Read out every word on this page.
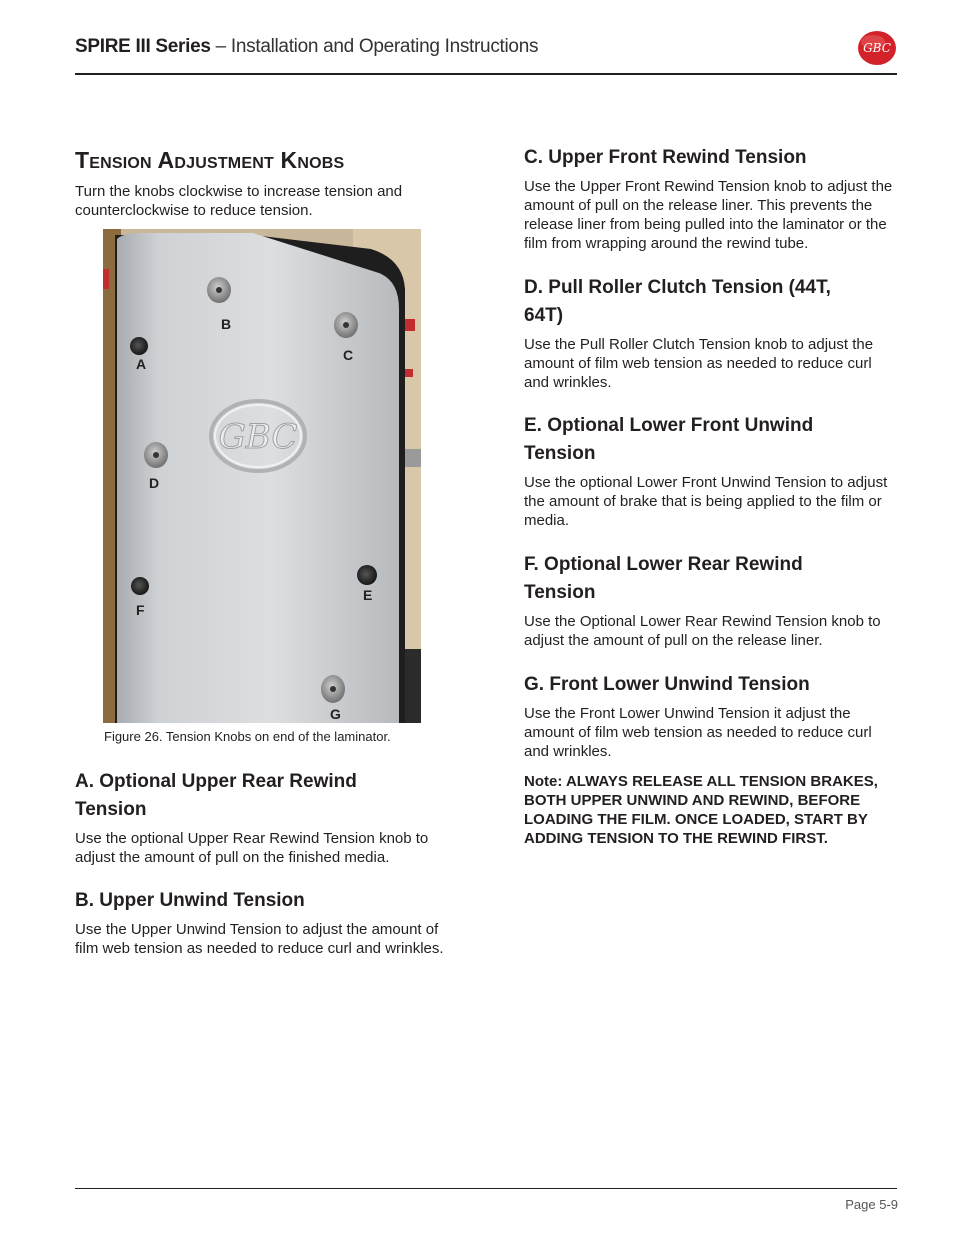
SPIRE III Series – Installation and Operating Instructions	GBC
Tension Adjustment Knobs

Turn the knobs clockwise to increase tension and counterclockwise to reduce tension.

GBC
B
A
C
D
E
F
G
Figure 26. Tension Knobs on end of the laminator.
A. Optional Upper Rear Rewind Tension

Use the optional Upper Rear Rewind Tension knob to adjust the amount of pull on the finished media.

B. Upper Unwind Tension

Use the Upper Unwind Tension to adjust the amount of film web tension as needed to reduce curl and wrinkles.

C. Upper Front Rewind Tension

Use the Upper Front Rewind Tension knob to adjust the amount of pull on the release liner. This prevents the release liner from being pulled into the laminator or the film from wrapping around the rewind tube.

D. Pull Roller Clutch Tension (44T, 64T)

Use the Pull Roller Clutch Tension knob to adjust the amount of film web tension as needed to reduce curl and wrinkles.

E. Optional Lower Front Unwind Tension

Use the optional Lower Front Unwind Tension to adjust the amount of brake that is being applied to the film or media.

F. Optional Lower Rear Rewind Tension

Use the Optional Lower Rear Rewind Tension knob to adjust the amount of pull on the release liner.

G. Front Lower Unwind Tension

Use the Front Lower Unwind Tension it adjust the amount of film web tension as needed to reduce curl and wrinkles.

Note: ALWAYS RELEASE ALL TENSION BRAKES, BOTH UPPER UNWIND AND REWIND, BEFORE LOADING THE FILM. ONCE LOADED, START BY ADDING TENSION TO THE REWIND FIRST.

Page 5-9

____

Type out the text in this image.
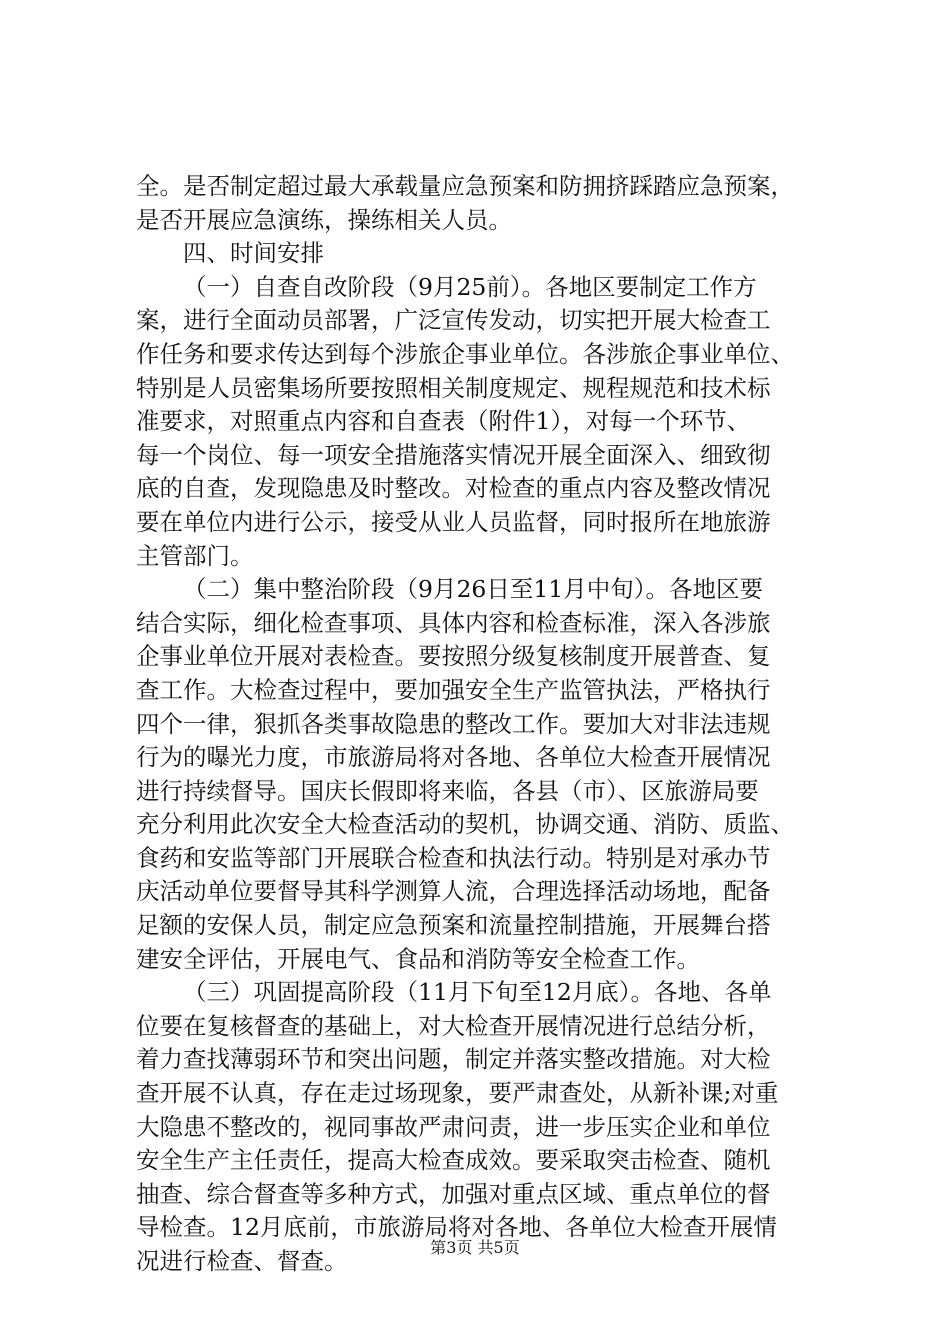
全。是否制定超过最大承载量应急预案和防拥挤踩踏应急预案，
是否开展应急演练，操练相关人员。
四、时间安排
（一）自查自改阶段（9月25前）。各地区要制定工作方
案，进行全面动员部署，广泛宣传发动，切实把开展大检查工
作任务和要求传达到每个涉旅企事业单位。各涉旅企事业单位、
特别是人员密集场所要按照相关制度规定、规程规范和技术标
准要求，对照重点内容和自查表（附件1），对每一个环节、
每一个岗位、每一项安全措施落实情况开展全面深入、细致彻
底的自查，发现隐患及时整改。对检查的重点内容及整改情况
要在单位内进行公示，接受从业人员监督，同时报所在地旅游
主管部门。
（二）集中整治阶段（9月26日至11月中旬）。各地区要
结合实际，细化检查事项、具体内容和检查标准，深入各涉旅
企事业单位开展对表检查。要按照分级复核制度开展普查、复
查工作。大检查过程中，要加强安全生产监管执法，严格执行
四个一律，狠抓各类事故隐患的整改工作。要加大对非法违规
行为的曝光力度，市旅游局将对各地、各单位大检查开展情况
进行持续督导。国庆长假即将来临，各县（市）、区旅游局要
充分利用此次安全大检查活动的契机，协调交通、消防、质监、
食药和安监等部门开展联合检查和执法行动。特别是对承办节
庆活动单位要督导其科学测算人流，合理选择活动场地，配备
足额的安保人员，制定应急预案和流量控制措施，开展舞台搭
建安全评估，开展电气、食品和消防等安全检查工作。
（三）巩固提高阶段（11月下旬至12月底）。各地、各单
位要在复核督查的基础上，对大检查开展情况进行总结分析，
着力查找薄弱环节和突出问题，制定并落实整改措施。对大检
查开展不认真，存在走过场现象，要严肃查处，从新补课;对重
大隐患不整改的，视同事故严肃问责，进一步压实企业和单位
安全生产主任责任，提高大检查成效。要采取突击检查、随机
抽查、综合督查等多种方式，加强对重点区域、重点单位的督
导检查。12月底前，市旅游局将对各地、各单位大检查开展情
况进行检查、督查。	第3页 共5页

____

▶ [WRITTEN PROBLEM]: Scan the material above and determine how many lines include the word "Rear"; report only the number.

▶ [WORKED ANSWER]: 4